# Direction
Count the lines in the entries below that include the word "puesto". Give nothing but the number.

Collected data

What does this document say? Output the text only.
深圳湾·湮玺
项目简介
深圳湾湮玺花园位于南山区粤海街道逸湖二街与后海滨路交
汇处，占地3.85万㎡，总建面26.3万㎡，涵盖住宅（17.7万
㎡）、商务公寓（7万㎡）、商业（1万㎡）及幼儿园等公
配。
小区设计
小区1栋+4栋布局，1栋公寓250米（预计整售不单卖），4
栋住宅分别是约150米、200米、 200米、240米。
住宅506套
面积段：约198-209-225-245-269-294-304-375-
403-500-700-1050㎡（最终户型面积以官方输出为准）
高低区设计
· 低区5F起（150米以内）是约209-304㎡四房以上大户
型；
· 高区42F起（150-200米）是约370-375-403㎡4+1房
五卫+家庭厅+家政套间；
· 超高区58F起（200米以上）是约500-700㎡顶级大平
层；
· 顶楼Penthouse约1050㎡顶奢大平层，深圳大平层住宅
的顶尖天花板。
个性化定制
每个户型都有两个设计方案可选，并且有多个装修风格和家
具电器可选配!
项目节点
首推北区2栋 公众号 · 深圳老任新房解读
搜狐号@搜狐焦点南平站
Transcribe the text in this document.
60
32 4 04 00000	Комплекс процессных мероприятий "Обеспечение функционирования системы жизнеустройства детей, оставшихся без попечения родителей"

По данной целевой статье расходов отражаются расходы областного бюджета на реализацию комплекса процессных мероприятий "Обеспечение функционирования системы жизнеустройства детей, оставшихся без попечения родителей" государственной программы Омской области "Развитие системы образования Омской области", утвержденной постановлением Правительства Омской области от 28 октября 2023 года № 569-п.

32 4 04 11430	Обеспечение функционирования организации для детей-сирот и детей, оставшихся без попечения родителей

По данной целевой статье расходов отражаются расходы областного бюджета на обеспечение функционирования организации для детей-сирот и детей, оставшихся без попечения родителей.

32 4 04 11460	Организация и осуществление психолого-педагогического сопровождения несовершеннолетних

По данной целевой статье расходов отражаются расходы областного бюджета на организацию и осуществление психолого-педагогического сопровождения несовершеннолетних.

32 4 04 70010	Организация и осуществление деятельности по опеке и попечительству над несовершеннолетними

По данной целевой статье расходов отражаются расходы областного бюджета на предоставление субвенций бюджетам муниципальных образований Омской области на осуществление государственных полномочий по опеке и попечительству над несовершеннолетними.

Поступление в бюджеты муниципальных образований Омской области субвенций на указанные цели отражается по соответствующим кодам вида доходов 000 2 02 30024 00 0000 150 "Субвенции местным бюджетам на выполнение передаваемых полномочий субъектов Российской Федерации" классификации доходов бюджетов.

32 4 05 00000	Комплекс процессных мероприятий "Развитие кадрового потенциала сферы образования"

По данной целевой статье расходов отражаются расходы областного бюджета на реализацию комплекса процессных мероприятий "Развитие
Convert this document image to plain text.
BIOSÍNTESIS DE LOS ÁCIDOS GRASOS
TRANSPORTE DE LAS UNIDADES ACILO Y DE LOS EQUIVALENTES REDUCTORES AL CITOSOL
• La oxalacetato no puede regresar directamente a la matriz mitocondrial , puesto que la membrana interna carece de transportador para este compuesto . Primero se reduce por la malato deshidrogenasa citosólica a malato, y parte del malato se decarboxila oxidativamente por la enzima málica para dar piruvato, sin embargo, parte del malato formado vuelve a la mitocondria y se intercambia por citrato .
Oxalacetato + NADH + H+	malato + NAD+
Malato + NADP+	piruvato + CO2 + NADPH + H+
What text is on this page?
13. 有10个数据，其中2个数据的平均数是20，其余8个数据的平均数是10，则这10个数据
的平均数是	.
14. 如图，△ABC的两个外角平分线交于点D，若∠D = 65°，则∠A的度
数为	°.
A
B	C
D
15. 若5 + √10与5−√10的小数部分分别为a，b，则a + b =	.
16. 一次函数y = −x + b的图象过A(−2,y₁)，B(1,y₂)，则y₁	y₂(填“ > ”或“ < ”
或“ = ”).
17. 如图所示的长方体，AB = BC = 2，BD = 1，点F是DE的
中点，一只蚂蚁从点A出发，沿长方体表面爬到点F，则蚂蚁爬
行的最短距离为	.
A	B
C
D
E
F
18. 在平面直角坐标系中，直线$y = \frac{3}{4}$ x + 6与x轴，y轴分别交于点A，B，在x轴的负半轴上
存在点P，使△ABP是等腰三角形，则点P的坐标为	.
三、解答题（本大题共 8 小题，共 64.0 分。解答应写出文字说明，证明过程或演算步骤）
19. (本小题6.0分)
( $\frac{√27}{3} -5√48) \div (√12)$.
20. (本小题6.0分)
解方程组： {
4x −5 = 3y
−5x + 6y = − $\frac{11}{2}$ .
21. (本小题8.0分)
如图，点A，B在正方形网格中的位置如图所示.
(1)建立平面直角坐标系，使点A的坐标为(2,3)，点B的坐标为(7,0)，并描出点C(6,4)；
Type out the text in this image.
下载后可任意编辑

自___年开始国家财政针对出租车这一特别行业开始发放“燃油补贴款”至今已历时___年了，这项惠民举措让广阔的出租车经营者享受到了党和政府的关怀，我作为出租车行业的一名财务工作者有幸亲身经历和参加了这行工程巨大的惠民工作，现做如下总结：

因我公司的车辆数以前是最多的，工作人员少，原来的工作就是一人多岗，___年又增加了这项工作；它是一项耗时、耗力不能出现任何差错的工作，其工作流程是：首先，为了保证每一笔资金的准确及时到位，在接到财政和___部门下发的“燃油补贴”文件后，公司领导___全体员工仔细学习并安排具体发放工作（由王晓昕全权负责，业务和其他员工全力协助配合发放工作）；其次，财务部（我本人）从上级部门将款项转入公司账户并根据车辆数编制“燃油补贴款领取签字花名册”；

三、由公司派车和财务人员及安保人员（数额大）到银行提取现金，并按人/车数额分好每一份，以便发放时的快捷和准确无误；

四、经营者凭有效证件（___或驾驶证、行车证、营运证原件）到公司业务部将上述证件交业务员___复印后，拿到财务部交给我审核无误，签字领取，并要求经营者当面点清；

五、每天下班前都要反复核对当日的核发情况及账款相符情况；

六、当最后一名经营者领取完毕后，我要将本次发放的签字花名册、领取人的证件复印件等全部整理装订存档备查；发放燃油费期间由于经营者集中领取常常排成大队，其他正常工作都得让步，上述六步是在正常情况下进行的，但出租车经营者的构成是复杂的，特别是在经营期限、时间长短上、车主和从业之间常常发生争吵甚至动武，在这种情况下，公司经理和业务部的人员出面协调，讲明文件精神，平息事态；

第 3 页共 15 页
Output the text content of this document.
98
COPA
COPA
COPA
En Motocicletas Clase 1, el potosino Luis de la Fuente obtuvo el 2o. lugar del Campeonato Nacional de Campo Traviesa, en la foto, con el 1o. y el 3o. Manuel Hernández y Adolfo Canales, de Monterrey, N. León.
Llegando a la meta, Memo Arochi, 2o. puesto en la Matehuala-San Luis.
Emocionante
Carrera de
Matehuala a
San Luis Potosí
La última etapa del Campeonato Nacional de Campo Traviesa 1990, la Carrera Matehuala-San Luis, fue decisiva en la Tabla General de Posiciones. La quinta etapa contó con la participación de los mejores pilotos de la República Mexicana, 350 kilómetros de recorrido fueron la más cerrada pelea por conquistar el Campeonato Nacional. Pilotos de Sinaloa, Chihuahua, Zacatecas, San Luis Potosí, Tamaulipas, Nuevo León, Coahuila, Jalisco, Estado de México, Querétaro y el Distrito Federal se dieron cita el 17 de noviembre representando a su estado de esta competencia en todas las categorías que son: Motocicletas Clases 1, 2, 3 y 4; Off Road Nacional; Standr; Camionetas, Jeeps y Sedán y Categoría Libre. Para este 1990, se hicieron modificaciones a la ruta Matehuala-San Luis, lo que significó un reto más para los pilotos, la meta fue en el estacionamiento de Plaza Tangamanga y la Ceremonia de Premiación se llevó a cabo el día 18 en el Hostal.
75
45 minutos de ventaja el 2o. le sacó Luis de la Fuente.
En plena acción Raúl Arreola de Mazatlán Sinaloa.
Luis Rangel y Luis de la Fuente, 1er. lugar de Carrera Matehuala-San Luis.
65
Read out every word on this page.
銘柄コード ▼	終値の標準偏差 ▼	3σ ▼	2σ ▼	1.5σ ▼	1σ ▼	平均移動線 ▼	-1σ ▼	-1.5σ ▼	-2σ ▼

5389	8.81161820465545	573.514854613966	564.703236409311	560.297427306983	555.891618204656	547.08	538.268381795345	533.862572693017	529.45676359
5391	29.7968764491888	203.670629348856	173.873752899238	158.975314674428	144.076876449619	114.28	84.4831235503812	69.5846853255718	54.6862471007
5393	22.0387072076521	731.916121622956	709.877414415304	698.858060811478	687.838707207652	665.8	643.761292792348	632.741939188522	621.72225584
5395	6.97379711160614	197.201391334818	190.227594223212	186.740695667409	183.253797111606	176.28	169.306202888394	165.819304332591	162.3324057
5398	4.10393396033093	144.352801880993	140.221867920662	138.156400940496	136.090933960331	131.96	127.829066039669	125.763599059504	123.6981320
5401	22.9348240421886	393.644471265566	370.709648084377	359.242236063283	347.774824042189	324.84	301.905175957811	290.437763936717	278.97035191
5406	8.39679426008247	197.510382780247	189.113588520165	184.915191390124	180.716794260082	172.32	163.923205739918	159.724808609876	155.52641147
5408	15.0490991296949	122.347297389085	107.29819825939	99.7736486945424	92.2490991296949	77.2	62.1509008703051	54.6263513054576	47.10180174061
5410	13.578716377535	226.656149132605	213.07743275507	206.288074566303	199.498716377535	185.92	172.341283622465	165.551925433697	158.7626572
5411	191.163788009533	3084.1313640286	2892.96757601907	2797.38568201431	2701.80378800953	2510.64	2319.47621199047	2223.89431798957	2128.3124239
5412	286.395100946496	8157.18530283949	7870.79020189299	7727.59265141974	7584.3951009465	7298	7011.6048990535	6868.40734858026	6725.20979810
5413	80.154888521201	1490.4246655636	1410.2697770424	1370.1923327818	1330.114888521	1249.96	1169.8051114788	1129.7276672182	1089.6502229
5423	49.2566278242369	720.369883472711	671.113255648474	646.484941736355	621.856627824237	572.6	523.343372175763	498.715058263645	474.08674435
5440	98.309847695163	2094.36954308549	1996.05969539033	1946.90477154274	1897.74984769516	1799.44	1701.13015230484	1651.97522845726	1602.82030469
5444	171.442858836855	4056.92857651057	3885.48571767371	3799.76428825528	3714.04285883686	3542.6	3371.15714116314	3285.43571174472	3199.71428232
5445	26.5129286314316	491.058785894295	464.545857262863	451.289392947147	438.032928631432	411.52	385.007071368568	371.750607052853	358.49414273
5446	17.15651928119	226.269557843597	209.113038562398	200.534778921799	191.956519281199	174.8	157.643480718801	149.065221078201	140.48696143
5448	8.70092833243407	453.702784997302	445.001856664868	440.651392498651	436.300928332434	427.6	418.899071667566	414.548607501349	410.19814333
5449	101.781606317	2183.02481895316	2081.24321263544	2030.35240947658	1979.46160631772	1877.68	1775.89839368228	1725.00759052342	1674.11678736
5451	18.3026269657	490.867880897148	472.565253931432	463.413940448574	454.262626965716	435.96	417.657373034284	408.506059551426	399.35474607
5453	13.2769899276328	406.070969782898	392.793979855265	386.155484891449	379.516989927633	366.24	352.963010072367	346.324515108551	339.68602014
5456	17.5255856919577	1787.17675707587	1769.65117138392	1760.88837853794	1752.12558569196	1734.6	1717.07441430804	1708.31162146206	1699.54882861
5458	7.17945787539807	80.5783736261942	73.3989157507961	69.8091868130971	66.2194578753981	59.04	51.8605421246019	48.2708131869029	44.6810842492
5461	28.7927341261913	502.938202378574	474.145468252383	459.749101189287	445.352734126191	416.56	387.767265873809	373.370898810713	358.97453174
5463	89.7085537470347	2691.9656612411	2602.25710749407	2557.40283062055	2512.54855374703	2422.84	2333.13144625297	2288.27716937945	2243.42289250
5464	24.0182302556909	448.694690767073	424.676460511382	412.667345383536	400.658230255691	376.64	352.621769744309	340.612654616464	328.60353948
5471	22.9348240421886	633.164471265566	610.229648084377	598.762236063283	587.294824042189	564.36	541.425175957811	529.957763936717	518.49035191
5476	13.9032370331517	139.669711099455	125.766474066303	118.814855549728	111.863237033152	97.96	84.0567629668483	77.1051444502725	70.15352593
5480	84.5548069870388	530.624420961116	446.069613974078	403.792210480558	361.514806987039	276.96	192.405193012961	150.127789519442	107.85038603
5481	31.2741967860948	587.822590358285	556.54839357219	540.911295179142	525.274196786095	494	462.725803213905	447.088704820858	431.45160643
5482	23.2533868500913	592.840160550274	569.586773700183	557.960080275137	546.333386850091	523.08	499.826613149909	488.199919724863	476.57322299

# Task solution
2